Request: Restate the entire listing word for word.

Stored records

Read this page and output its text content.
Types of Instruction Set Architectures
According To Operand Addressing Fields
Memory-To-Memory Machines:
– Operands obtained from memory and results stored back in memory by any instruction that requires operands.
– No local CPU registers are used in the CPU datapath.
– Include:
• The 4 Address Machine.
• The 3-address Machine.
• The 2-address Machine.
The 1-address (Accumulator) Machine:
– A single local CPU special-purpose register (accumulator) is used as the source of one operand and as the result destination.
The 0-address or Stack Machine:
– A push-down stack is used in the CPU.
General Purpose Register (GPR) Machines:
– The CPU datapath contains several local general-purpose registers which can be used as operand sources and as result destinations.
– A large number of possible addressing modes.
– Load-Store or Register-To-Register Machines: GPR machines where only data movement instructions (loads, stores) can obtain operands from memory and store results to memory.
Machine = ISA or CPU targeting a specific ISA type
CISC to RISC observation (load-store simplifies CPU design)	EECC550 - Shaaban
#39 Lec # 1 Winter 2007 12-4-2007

Result:
Read this page and output its text content.
Types of Instruction Set Architectures
According To Operand Addressing Fields
Memory-To-Memory Machines:
– Operands obtained from memory and results stored back in memory by any instruction that requires operands.
– No local CPU registers are used in the CPU datapath.
– Include:
• The 4 Address Machine.
• The 3-address Machine.
• The 2-address Machine.
The 1-address (Accumulator) Machine:
– A single local CPU special-purpose register (accumulator) is used as the source of one operand and as the result destination.
The 0-address or Stack Machine:
– A push-down stack is used in the CPU.
General Purpose Register (GPR) Machines:
– The CPU datapath contains several local general-purpose registers which can be used as operand sources and as result destinations.
– A large number of possible addressing modes.
– Load-Store or Register-To-Register Machines: GPR machines where only data movement instructions (loads, stores) can obtain operands from memory and store results to memory.
Machine = ISA or CPU targeting a specific ISA type
CISC to RISC observation (load-store simplifies CPU design)	EECC550 - Shaaban
#39 Lec # 1 Winter 2007 12-4-2007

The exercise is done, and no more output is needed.